### Exercise goal
Report the number of lines in these entries that contain "page". Write only the number.

□ □ □ □

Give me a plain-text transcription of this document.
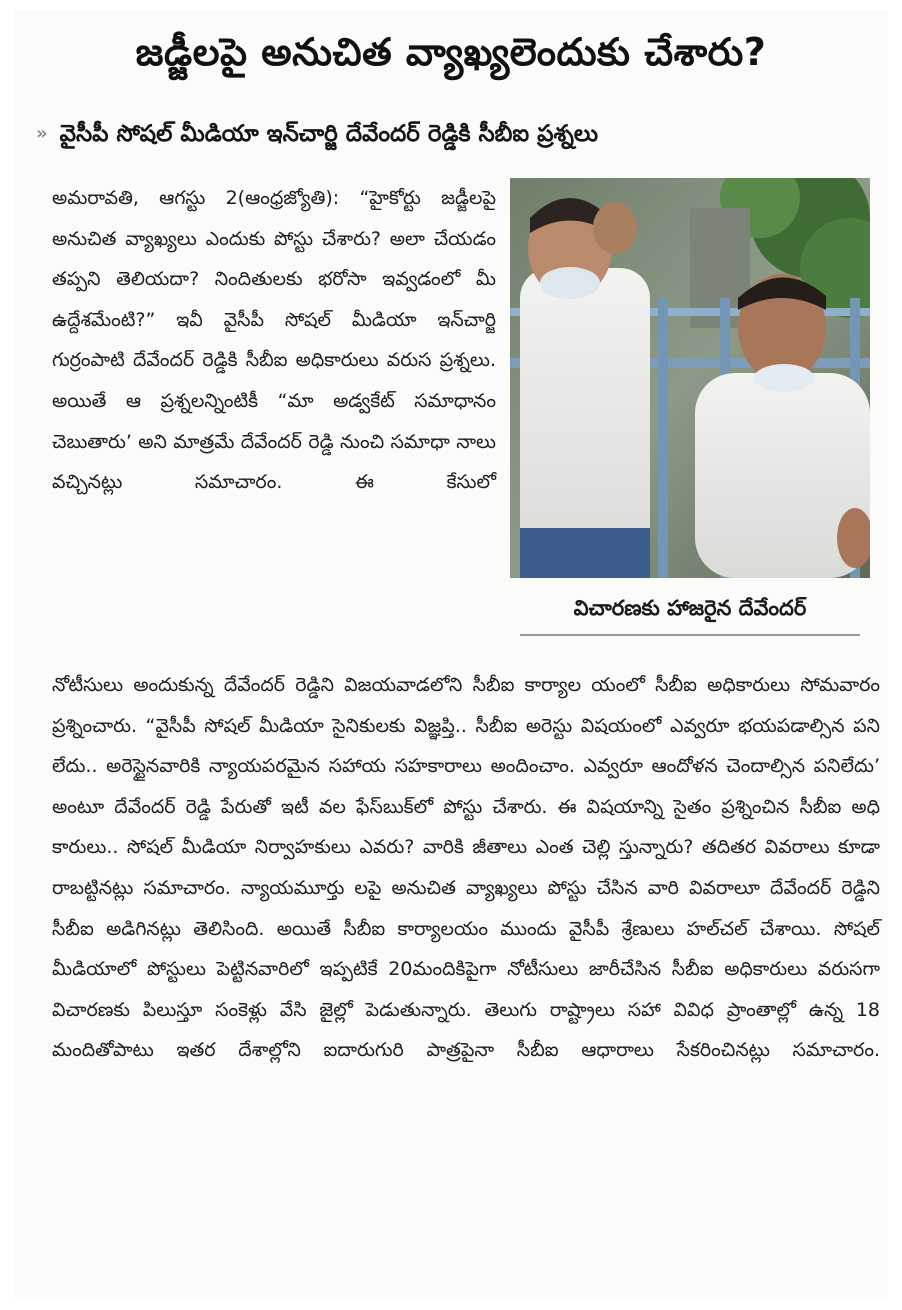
జడ్జీలపై అనుచిత వ్యాఖ్యలెందుకు చేశారు?
» వైసీపీ సోషల్ మీడియా ఇన్‌చార్జి దేవేందర్ రెడ్డికి సీబీఐ ప్రశ్నలు
అమరావతి, ఆగస్టు 2(ఆంధ్రజ్యోతి): “హైకోర్టు జడ్జీలపై అనుచిత వ్యాఖ్యలు ఎందుకు పోస్టు చేశారు? అలా చేయడం తప్పని తెలియదా? నిందితులకు భరోసా ఇవ్వడంలో మీ ఉద్దేశమేంటి?” ఇవీ వైసీపీ సోషల్ మీడియా ఇన్‌చార్జి గుర్రంపాటి దేవేందర్ రెడ్డికి సీబీఐ అధికారులు వరుస ప్రశ్నలు. అయితే ఆ ప్రశ్నలన్నింటికీ “మా అడ్వకేట్ సమాధానం చెబుతారు’ అని మాత్రమే దేవేందర్ రెడ్డి నుంచి సమాధా నాలు వచ్చినట్లు సమాచారం. ఈ కేసులో
విచారణకు హాజరైన దేవేందర్
నోటీసులు అందుకున్న దేవేందర్ రెడ్డిని విజయవాడలోని సీబీఐ కార్యాల యంలో సీబీఐ అధికారులు సోమవారం ప్రశ్నించారు. “వైసీపీ సోషల్ మీడియా సైనికులకు విజ్ఞప్తి.. సీబీఐ అరెస్టు విషయంలో ఎవ్వరూ భయపడాల్సిన పని లేదు.. అరెస్టైనవారికి న్యాయపరమైన సహాయ సహకారాలు అందించాం. ఎవ్వరూ ఆందోళన చెందాల్సిన పనిలేదు’ అంటూ దేవేందర్ రెడ్డి పేరుతో ఇటీ వల ఫేస్‌బుక్‌లో పోస్టు చేశారు. ఈ విషయాన్ని సైతం ప్రశ్నించిన సీబీఐ అధి కారులు.. సోషల్ మీడియా నిర్వాహకులు ఎవరు? వారికి జీతాలు ఎంత చెల్లి స్తున్నారు? తదితర వివరాలు కూడా రాబట్టినట్లు సమాచారం. న్యాయమూర్తు లపై అనుచిత వ్యాఖ్యలు పోస్టు చేసిన వారి వివరాలూ దేవేందర్ రెడ్డిని సీబీఐ అడిగినట్లు తెలిసింది. అయితే సీబీఐ కార్యాలయం ముందు వైసీపీ శ్రేణులు హల్‌చల్ చేశాయి. సోషల్ మీడియాలో పోస్టులు పెట్టినవారిలో ఇప్పటికే 20మందికిపైగా నోటీసులు జారీచేసిన సీబీఐ అధికారులు వరుసగా విచారణకు పిలుస్తూ సంకెళ్లు వేసి జైల్లో పెడుతున్నారు. తెలుగు రాష్ట్రాలు సహా వివిధ ప్రాంతాల్లో ఉన్న 18 మందితోపాటు ఇతర దేశాల్లోని ఐదారుగురి పాత్రపైనా సీబీఐ ఆధారాలు సేకరించినట్లు సమాచారం.
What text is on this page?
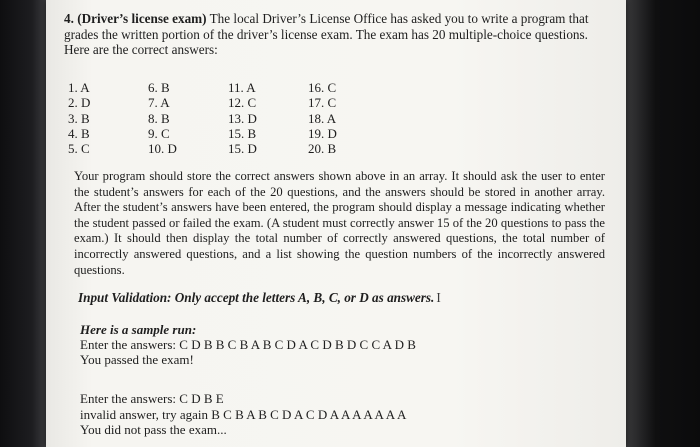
4. (Driver’s license exam) The local Driver’s License Office has asked you to write a program that grades the written portion of the driver’s license exam. The exam has 20 multiple-choice questions. Here are the correct answers:
1. A
2. D
3. B
4. B
5. C
6. B
7. A
8. B
9. C
10. D
11. A
12. C
13. D
15. B
15. D
16. C
17. C
18. A
19. D
20. B
Your program should store the correct answers shown above in an array. It should ask the user to enter the student’s answers for each of the 20 questions, and the answers should be stored in another array. After the student’s answers have been entered, the program should display a message indicating whether the student passed or failed the exam. (A student must correctly answer 15 of the 20 questions to pass the exam.) It should then display the total number of correctly answered questions, the total number of incorrectly answered questions, and a list showing the question numbers of the incorrectly answered questions.
Input Validation: Only accept the letters A, B, C, or D as answers. I
Here is a sample run:
Enter the answers: C D B B C B A B C D A C D B D C C A D B
You passed the exam!
Enter the answers: C D B E
invalid answer, try again B C B A B C D A C D A A A A A A A
You did not pass the exam...
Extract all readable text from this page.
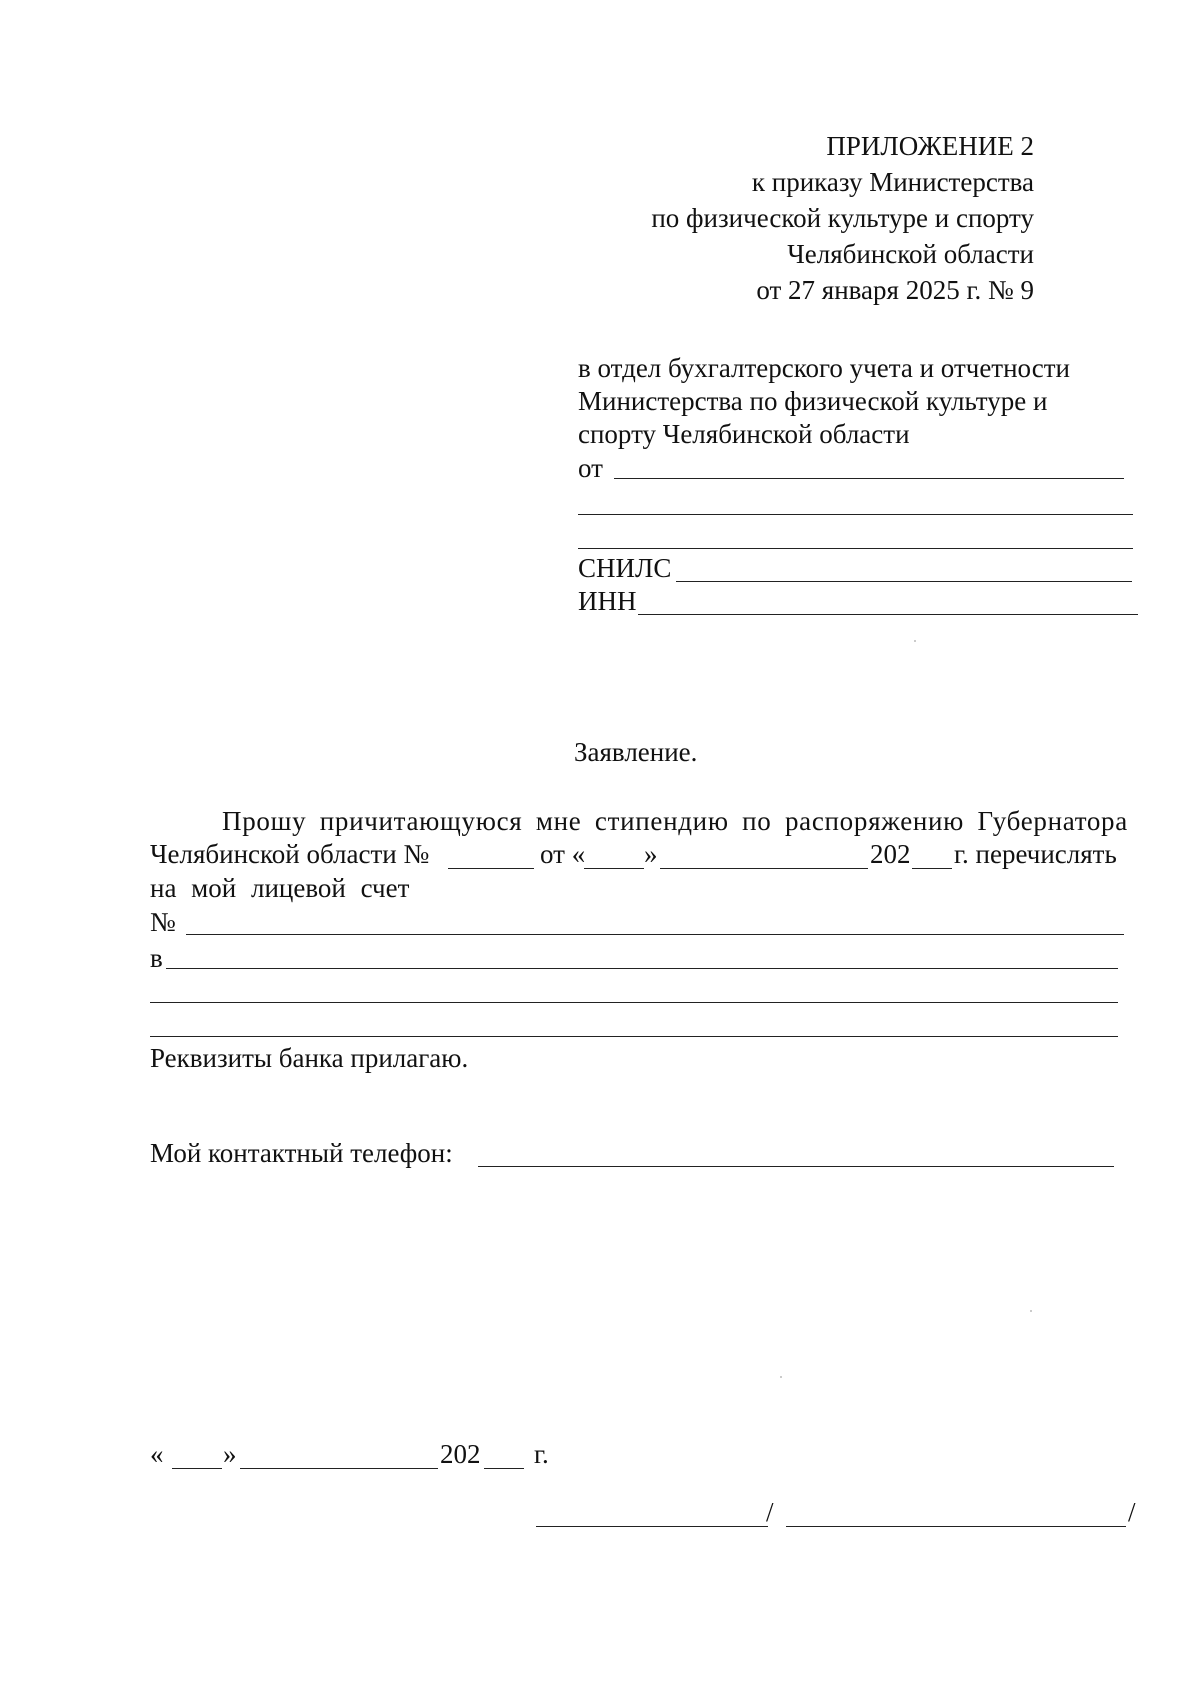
ПРИЛОЖЕНИЕ 2
к приказу Министерства
по физической культуре и спорту
Челябинской области
от 27 января 2025 г. № 9
в отдел бухгалтерского учета и отчетности
Министерства по физической культуре и
спорту Челябинской области
от
СНИЛС
ИНН
Заявление.
Прошу причитающуюся мне стипендию по распоряжению Губернатора
Челябинской области №	от « »	202 г. перечислять
на мой лицевой счет
№
в
Реквизиты банка прилагаю.
Мой контактный телефон:
« »	202 г.
/	/
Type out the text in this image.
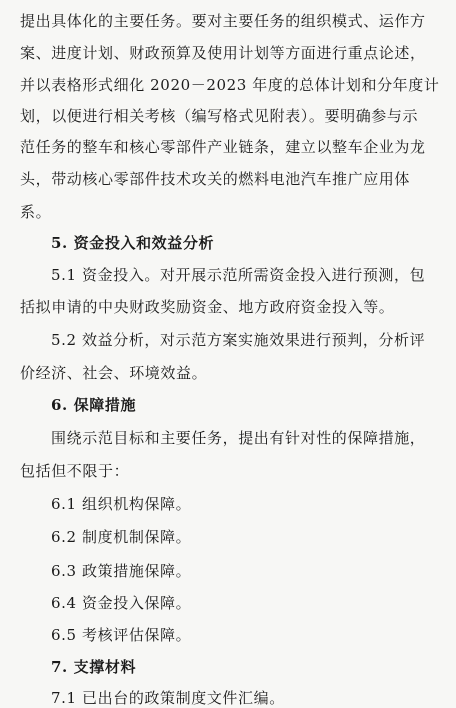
提出具体化的主要任务。要对主要任务的组织模式、运作方
案、进度计划、财政预算及使用计划等方面进行重点论述，
并以表格形式细化 2020－2023 年度的总体计划和分年度计
划，以便进行相关考核（编写格式见附表）。要明确参与示
范任务的整车和核心零部件产业链条，建立以整车企业为龙
头，带动核心零部件技术攻关的燃料电池汽车推广应用体
系。
5. 资金投入和效益分析
5.1 资金投入。对开展示范所需资金投入进行预测，包
括拟申请的中央财政奖励资金、地方政府资金投入等。
5.2 效益分析，对示范方案实施效果进行预判，分析评
价经济、社会、环境效益。
6. 保障措施
围绕示范目标和主要任务，提出有针对性的保障措施，
包括但不限于：
6.1 组织机构保障。
6.2 制度机制保障。
6.3 政策措施保障。
6.4 资金投入保障。
6.5 考核评估保障。
7. 支撑材料
7.1 已出台的政策制度文件汇编。
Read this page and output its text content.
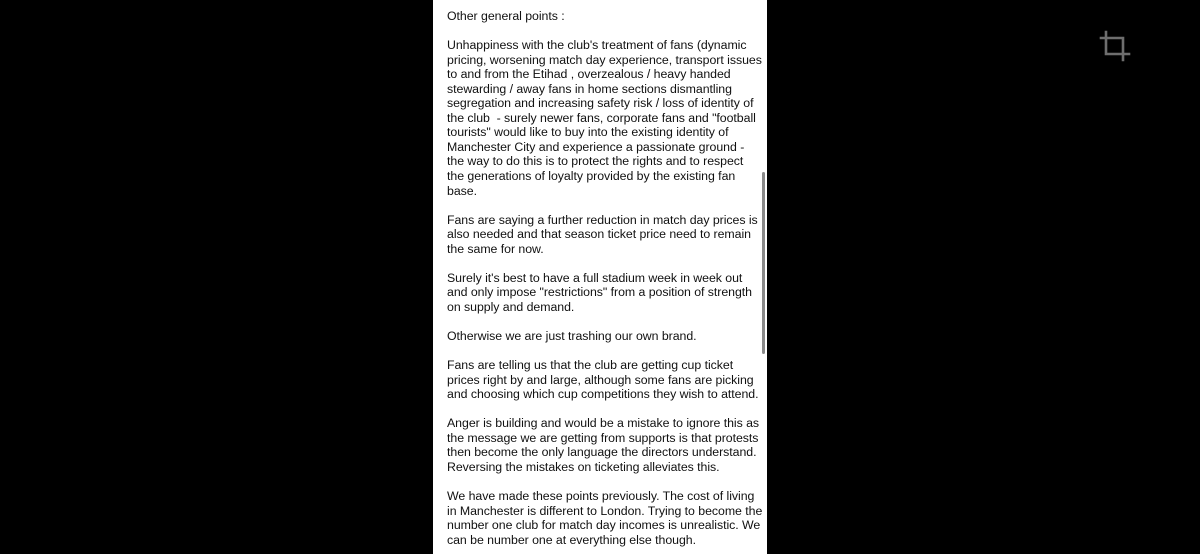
Other general points :

Unhappiness with the club's treatment of fans (dynamic pricing, worsening match day experience, transport issues to and from the Etihad , overzealous / heavy handed stewarding / away fans in home sections dismantling segregation and increasing safety risk / loss of identity of the club  - surely newer fans, corporate fans and "football tourists" would like to buy into the existing identity of Manchester City and experience a passionate ground - the way to do this is to protect the rights and to respect the generations of loyalty provided by the existing fan base.

Fans are saying a further reduction in match day prices is also needed and that season ticket price need to remain the same for now.

Surely it's best to have a full stadium week in week out and only impose "restrictions" from a position of strength on supply and demand.

Otherwise we are just trashing our own brand.

Fans are telling us that the club are getting cup ticket prices right by and large, although some fans are picking and choosing which cup competitions they wish to attend.

Anger is building and would be a mistake to ignore this as the message we are getting from supports is that protests then become the only language the directors understand. Reversing the mistakes on ticketing alleviates this.

We have made these points previously. The cost of living in Manchester is different to London. Trying to become the number one club for match day incomes is unrealistic. We can be number one at everything else though.
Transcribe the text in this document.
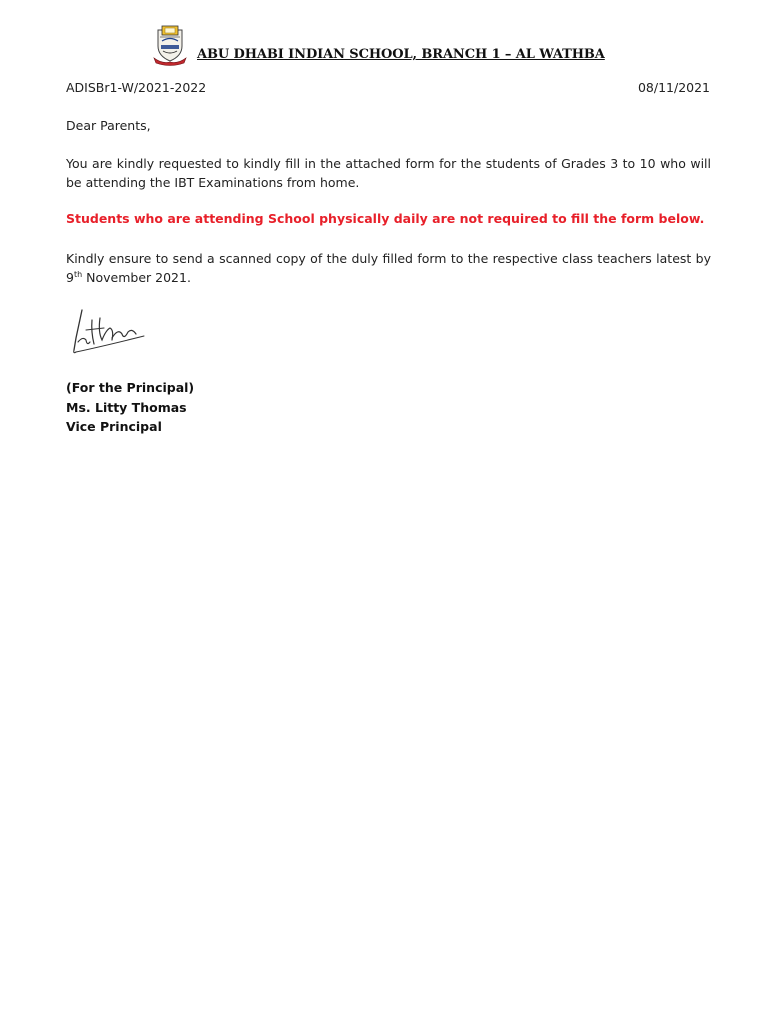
ABU DHABI INDIAN SCHOOL, BRANCH 1 – AL WATHBA
ADISBr1-W/2021-2022	08/11/2021
Dear Parents,
You are kindly requested to kindly fill in the attached form for the students of Grades 3 to 10 who will be attending the IBT Examinations from home.
Students who are attending School physically daily are not required to fill the form below.
Kindly ensure to send a scanned copy of the duly filled form to the respective class teachers latest by 9th November 2021.
(For the Principal)
Ms. Litty Thomas
Vice Principal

□ □ □ □

### Answer to this exercise
3